## [PROBLEM TO WORK ON]
Give the number of lines in the data that contain "JSON", and nothing more.

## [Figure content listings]
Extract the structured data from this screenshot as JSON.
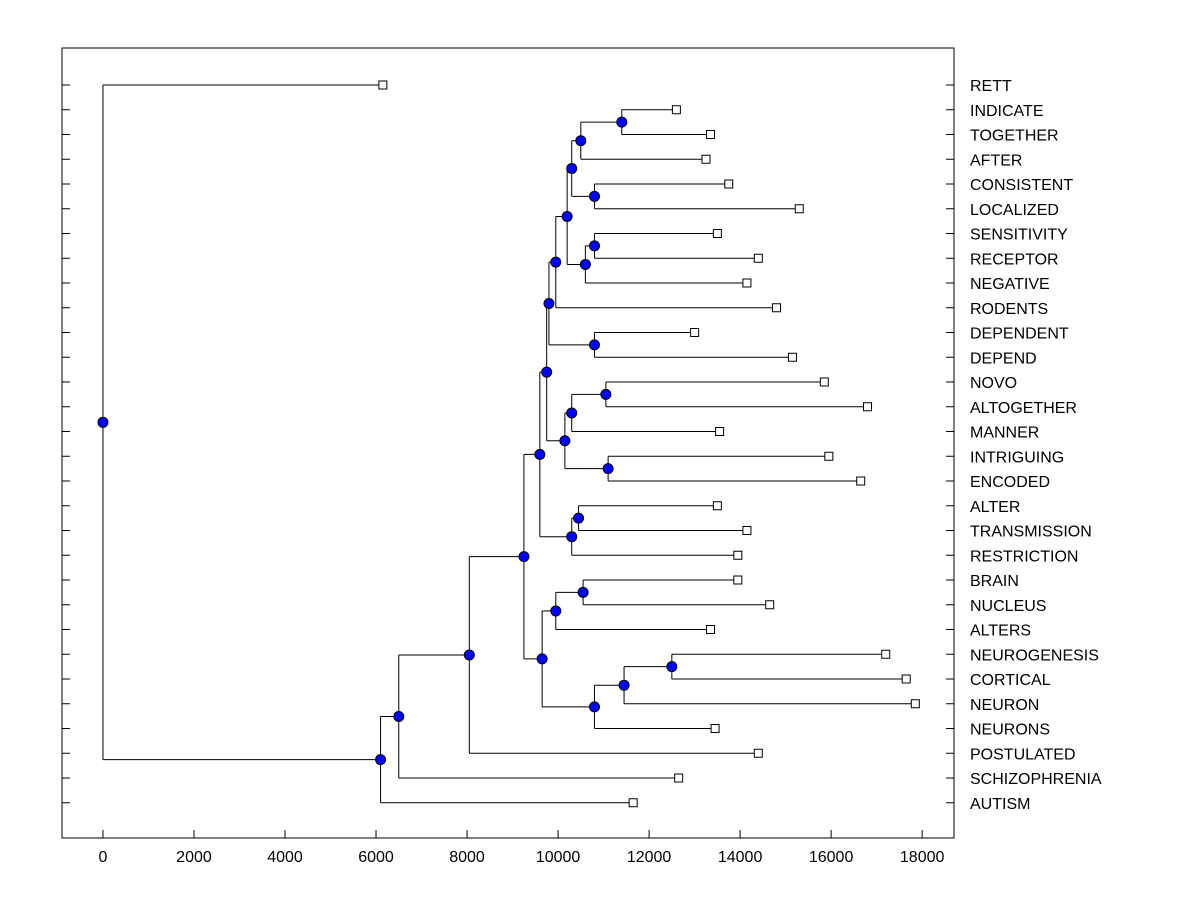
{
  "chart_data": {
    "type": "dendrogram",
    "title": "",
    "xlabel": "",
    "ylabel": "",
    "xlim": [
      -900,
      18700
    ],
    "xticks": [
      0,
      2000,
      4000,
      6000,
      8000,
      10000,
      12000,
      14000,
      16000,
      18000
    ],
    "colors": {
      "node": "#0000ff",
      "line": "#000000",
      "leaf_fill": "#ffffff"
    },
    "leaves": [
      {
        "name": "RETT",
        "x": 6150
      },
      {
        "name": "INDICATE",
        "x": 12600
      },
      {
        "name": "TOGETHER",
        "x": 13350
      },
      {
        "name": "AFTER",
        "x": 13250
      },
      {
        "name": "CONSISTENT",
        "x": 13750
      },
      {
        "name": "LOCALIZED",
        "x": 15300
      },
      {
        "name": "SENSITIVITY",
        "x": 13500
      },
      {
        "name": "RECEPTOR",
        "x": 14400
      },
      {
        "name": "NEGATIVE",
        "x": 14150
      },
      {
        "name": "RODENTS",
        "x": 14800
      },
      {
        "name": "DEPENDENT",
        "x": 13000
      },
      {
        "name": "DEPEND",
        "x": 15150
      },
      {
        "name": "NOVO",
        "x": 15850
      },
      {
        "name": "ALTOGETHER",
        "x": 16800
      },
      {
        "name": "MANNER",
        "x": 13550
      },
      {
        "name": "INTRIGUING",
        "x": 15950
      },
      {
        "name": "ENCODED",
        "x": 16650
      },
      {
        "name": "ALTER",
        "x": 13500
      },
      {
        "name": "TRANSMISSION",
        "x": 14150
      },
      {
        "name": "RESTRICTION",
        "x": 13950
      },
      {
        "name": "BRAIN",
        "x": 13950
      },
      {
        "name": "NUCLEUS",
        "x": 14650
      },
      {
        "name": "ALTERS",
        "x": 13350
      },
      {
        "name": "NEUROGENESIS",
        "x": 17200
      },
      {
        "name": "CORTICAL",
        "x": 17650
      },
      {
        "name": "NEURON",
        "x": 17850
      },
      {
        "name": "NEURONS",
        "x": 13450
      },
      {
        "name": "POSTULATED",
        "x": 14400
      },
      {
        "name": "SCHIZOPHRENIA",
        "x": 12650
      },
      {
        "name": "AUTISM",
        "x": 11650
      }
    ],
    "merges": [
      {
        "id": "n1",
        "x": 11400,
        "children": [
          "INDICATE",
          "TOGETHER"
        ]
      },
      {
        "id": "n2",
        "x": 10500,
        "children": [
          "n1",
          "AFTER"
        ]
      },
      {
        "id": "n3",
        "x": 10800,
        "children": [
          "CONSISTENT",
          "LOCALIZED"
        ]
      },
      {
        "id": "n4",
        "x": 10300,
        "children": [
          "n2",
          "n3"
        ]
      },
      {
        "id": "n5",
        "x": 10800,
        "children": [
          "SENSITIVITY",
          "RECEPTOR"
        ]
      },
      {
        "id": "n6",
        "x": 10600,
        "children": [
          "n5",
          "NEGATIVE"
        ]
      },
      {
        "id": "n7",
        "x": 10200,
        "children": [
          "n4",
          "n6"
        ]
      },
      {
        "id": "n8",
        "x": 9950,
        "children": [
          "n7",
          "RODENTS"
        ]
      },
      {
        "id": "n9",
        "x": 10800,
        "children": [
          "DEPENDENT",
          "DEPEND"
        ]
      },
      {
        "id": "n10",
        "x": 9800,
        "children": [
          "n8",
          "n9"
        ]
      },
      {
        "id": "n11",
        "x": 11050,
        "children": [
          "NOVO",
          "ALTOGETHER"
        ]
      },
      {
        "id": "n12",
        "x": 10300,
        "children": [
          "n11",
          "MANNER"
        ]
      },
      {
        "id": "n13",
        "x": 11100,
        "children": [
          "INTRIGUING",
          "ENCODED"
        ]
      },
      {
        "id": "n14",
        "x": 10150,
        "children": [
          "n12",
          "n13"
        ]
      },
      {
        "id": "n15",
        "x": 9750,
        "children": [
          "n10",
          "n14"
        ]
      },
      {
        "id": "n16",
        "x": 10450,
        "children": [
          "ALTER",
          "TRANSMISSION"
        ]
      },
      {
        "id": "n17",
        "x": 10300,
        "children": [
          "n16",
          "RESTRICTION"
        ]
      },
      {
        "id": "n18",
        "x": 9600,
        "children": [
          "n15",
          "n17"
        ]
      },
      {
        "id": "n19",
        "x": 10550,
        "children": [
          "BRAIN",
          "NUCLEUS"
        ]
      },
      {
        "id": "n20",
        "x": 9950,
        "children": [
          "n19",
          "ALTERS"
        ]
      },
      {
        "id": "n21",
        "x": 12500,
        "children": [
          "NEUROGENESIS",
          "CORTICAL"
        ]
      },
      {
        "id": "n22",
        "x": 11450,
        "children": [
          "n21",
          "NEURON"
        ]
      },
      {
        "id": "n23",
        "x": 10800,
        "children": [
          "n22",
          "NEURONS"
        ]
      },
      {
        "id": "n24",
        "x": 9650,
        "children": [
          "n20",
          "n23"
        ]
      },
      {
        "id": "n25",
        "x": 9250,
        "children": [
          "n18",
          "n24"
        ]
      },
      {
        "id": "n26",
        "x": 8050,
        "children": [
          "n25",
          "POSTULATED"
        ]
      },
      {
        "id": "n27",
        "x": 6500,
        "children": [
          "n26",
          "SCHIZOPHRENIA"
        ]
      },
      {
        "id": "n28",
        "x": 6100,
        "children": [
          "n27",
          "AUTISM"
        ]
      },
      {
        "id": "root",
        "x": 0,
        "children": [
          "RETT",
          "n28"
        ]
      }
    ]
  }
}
* * *
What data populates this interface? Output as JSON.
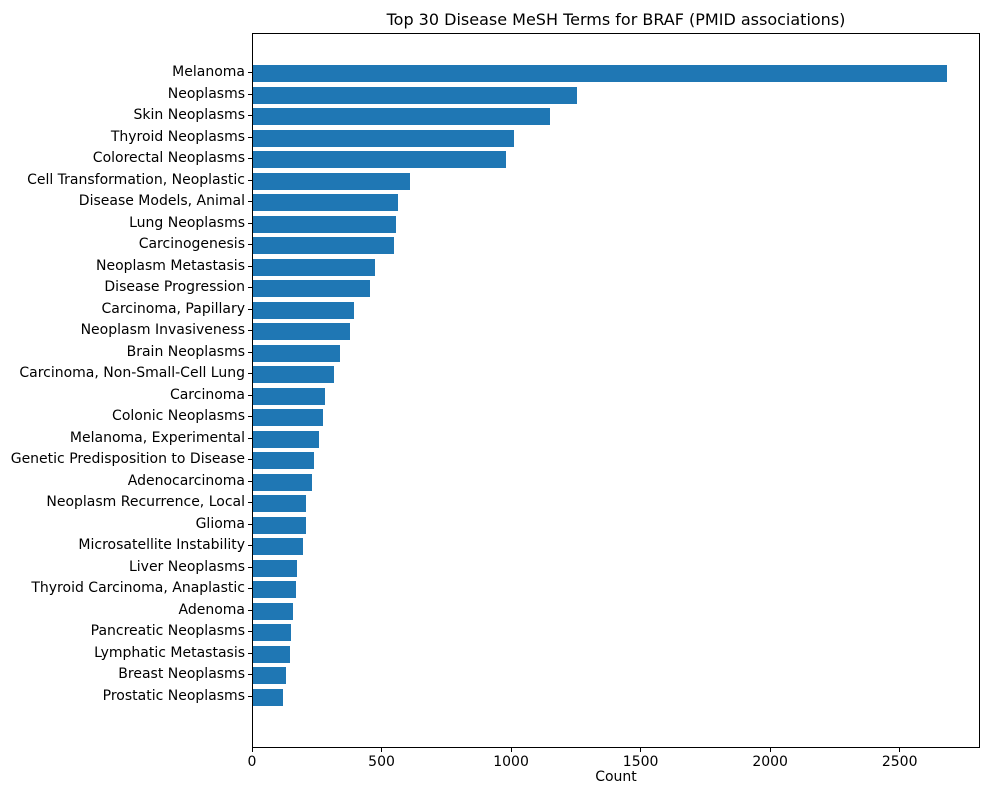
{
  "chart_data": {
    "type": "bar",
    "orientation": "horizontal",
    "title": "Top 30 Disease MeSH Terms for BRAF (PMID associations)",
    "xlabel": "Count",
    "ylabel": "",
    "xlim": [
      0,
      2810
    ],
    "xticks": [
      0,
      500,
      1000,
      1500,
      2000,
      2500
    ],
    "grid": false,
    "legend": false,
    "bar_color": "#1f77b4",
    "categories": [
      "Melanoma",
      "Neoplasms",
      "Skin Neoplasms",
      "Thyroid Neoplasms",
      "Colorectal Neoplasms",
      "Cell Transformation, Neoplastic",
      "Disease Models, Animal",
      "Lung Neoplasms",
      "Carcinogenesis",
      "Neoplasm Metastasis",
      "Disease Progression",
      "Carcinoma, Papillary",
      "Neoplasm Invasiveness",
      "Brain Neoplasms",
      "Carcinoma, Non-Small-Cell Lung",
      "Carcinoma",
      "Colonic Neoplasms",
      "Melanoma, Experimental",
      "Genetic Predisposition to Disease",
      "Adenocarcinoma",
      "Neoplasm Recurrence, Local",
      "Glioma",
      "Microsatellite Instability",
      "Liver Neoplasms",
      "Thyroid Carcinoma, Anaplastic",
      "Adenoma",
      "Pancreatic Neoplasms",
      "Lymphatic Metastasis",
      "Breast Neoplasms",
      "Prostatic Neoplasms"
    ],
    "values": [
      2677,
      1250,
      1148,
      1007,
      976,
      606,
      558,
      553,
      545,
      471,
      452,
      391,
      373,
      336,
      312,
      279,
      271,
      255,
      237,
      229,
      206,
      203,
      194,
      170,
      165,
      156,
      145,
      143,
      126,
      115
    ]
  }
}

## [ANSWER TO THE PROBLEM]
2